WORK INSTRUCTIONS »
From the entries that follow, extract each line holding the string "your".

EXTRACTED ENTRIES »
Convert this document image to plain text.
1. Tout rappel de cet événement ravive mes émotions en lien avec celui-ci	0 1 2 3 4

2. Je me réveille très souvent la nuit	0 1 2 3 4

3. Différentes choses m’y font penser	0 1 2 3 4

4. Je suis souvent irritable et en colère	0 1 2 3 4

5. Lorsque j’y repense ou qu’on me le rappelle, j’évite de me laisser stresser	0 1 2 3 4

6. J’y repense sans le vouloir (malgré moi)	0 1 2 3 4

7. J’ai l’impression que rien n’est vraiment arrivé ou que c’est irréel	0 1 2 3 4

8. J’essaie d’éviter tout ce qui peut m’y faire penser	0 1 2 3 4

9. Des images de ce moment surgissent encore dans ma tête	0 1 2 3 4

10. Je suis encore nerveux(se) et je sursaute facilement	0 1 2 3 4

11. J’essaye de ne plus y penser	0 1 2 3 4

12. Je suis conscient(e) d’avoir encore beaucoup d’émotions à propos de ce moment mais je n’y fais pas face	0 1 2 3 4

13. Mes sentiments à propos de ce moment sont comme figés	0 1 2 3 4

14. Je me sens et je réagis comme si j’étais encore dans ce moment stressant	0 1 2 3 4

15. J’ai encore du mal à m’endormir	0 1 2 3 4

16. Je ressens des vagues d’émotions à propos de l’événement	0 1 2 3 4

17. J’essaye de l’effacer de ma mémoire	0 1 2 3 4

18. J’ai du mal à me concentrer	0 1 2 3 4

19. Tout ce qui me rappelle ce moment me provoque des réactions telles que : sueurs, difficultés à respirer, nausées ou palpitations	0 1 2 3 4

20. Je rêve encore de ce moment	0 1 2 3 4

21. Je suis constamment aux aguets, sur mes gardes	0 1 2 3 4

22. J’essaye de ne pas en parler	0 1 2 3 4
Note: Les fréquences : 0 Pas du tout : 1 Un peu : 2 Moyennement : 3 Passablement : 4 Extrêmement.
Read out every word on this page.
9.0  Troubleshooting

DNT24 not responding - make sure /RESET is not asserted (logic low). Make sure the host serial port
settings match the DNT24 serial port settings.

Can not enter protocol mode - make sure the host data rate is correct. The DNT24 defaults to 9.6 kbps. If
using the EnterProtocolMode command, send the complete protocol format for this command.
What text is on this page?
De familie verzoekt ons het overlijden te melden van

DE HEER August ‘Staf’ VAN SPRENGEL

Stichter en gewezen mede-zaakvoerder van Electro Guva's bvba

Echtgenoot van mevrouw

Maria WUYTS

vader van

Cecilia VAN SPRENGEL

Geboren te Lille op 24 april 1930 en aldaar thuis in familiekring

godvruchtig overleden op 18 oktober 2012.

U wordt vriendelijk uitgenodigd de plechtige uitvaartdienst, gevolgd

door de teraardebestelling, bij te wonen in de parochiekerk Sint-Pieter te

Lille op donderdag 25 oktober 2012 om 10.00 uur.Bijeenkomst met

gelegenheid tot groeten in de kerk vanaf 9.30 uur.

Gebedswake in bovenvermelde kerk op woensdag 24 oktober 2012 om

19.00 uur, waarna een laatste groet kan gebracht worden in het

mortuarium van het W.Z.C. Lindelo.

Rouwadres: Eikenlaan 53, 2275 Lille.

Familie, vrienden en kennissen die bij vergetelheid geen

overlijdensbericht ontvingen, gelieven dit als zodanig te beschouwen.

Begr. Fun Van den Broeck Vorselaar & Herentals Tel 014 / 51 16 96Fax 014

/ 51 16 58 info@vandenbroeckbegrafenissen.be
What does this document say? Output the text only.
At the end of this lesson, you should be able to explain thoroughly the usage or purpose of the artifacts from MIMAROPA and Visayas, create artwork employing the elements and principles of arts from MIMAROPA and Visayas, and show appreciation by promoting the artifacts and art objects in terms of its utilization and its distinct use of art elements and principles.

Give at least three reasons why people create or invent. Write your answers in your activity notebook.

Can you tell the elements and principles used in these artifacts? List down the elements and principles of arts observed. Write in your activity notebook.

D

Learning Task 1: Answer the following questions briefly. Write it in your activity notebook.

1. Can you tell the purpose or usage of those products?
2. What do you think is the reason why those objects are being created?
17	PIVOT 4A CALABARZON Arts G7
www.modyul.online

ANSWER TO THE TASK »
Give at least three reasons why people create or invent. Write your answers in your activity notebook.
Can you tell the elements and principles used in these artifacts? List down the elements and principles of arts observed. Write in your activity notebook.
Learning Task 1: Answer the following questions briefly. Write it in your activity notebook.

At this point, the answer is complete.